#### [Bloque de texto]
___
Tini le puso fin al vínculo laboral con su padre: la auditoría reveló quién controla sus ganancias
Una auditoría solicitada por Tini Stoessel determinó que Alejandro Stoessel, su padre y hasta hace tres meses su representante, es el único beneficiario de las ganancias generadas por la carrera de la cantante. El vínculo laboral entre ambos culminó tras quince años de sociedad.

Durante ese período, Stoessel negoció y firmó en nombre de su hija los compromisos artísticos, además de operar como socio único o principal de varias empresas argentinas y extranjeras. Cuando la relación se cortó, Tini pidió una revisión completa de esa gestión.
Qué reveló la auditoría
El relevamiento confirmó que todos los derechos económicos de la carrera de Tini, y los derivados de su imagen, pertenecen a sociedades de las que ella no es propietaria, ni siquiera de manera parcial.
La cantante no tiene voz ni voto sobre el patrimonio que construyó con su propio trabajo. Tampoco existen contratos que le garanticen participación en las ganancias futuras, incluidos los álbumes ya comprometidos.
___
#### [Tarea 1]
Devuelve sin cambios el fragmento del texto sobre la auditoría de Tini que va desde "Tini le puso" hasta "de manera parcial.", ambos incluidos.
#### [Tarea 2]
Indica si cada afirmación coincide con el texto sobre la auditoría de Tini. Responde sí o no y cita las palabras del texto que lo deciden.
(a) El vínculo laboral entre Tini y su padre duró quince años.
(b) Tini es propietaria parcial de las sociedades que tienen los derechos económicos de su carrera.
(c) La auditoría la pidió Alejandro Stoessel.
#### [Tarea 3]
Continúa el texto sobre la auditoría de Tini a partir de su última oración.
___
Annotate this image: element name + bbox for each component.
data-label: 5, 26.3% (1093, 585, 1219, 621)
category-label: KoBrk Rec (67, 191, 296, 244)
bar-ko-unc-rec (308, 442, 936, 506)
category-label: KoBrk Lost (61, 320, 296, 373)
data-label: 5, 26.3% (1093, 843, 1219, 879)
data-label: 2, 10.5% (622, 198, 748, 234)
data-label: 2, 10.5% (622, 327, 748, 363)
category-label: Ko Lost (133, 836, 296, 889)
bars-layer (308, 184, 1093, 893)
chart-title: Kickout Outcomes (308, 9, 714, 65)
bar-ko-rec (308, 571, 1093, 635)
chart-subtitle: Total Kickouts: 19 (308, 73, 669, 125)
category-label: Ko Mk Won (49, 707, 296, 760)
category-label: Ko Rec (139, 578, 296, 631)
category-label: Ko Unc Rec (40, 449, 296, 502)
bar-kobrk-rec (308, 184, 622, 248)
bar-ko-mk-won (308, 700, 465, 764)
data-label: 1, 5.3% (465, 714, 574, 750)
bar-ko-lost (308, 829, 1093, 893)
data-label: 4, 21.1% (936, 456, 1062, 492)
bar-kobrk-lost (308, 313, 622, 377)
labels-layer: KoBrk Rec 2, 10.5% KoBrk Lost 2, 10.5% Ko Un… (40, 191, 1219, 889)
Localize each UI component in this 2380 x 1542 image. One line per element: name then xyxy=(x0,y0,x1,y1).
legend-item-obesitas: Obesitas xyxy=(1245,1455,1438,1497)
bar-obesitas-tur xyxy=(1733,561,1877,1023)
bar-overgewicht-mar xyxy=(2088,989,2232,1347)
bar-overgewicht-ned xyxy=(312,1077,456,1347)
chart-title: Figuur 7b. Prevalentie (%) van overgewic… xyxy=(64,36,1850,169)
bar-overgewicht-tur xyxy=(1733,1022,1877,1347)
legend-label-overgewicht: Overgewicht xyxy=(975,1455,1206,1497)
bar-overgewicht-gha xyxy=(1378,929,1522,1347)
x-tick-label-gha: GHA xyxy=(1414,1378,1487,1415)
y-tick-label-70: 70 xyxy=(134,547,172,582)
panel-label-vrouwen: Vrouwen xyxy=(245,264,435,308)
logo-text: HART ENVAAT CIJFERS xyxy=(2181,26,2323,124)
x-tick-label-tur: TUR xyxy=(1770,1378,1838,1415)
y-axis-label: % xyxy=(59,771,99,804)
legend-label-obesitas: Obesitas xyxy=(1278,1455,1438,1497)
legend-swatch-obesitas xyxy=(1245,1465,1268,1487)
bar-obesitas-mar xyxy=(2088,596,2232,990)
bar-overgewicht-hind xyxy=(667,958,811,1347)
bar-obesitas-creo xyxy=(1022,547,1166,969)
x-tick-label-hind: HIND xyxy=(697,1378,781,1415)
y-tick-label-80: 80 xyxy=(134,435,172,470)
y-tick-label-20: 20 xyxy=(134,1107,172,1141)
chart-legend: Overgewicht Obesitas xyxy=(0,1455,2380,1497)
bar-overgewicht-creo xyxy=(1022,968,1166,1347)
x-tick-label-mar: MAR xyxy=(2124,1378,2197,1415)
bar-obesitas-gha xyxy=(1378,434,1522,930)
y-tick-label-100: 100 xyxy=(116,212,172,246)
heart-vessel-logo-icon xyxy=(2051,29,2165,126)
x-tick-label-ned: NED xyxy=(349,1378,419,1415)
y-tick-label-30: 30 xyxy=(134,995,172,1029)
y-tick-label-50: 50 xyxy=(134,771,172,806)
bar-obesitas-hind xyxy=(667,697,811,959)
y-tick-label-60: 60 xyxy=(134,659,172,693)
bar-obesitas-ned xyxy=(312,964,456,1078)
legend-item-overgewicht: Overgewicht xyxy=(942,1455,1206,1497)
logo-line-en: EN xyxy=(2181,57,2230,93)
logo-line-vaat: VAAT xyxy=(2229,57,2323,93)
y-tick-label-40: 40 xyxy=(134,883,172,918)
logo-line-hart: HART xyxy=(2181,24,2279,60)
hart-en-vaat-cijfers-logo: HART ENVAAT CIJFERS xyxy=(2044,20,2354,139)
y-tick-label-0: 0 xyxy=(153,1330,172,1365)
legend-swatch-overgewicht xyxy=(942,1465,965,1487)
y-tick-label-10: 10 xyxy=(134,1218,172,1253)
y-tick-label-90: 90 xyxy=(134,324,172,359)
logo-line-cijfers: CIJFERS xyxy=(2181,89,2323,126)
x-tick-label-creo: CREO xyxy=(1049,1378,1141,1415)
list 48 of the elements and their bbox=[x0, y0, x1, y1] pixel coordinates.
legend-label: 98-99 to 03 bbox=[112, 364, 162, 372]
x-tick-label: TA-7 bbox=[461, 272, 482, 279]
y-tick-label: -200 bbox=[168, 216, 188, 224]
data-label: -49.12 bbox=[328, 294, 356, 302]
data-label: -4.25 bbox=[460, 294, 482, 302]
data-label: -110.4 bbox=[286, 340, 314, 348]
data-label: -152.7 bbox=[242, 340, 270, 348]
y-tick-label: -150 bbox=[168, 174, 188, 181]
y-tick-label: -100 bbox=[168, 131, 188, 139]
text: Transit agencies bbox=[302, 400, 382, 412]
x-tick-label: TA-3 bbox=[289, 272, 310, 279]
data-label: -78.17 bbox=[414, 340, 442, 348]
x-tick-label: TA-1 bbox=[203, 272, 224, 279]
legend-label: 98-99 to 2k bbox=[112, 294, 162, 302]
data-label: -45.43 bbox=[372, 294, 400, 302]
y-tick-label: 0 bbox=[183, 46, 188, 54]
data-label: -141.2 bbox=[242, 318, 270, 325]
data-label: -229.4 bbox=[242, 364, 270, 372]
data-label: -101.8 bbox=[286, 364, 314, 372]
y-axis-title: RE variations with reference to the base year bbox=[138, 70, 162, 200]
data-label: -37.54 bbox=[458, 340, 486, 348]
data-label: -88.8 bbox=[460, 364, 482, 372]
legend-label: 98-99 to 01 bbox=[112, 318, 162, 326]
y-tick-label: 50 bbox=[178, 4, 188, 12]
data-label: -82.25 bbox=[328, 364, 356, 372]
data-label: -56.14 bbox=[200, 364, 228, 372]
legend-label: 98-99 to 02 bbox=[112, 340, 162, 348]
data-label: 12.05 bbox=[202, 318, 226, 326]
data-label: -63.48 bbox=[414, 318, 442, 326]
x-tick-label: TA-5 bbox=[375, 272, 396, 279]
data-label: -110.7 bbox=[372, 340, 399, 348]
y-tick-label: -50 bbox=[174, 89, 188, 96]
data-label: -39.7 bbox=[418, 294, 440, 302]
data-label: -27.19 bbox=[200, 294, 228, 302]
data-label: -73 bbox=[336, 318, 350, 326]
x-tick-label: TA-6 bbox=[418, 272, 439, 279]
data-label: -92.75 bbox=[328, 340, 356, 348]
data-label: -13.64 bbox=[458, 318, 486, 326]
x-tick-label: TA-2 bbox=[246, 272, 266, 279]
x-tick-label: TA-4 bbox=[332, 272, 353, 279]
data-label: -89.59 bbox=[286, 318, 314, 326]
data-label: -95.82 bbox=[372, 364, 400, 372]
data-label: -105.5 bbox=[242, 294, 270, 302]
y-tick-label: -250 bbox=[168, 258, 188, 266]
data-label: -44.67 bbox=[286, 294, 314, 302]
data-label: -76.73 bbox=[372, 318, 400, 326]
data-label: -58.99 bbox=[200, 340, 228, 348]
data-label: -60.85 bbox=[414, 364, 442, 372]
___
#### [Respuesta 1]
Tini le puso fin al vínculo laboral con su padre: la auditoría reveló quién controla sus ganancias
Una auditoría solicitada por Tini Stoessel determinó que Alejandro Stoessel, su padre y hasta hace tres meses su representante, es el único beneficiario de las ganancias generadas por la carrera de la cantante. El vínculo laboral entre ambos culminó tras quince años de sociedad.

Durante ese período, Stoessel negoció y firmó en nombre de su hija los compromisos artísticos, además de operar como socio único o principal de varias empresas argentinas y extranjeras. Cuando la relación se cortó, Tini pidió una revisión completa de esa gestión.
Qué reveló la auditoría
El relevamiento confirmó que todos los derechos económicos de la carrera de Tini, y los derivados de su imagen, pertenecen a sociedades de las que ella no es propietaria, ni siquiera de manera parcial.

#### [Respuesta 2]
(a) Sí: "El vínculo laboral entre ambos culminó tras quince años de sociedad."
(b) No: "pertenecen a sociedades de las que ella no es propietaria, ni siquiera de manera parcial."
(c) No: "Una auditoría solicitada por Tini Stoessel".

#### [Respuesta 3]
De esas conclusiones se desprende que Tini no puede cobrar a título personal. No tiene acceso a sus cuentas ni participación accionaria en las sociedades que canalizan sus ingresos.
Facturación bajo sospecha
La artista facturó de manera esporádica, y siempre por pedido de su padre, en concepto de prestación de servicios artísticos. Según la auditoría, esos montos resultan desproporcionados frente a los ingresos reales de las compañías que firmaron los contratos.

Solo Alejandro Stoessel está habilitado para recibir utilidades de las sociedades que reciben el dinero generado por el trabajo de su hija.
Decisiones tomadas sin ella
La estructura contable, jurídica y societaria de la carrera de Tini estuvo siempre a cargo de su padre, quien tomó en soledad todas las decisiones sobre el dinero.
En algunos casos, y a pedido de las propias empresas contratantes, ella firmó su conformidad con la intervención de esas compañías, aunque sin conocer el alcance real de esos acuerdos. Nunca cedió, sin embargo, sus derechos de imagen ni los comerciales.

Estas sociedades no participaron en ningún momento de las creaciones artísticas de Tini, quien siempre trabajó en la gestación de sus propios proyectos musicales y actorales. Pese a eso, son las que retienen el dinero que genera su obra.
La cantante no figura como autorizada para hacer movimientos bancarios en ninguna de esas compañías, a diferencia de su padre. Tiene una sola cuenta de titularidad exclusiva, a la que recién pudo acceder en junio de 2026 gracias a la intervención de sus abogados.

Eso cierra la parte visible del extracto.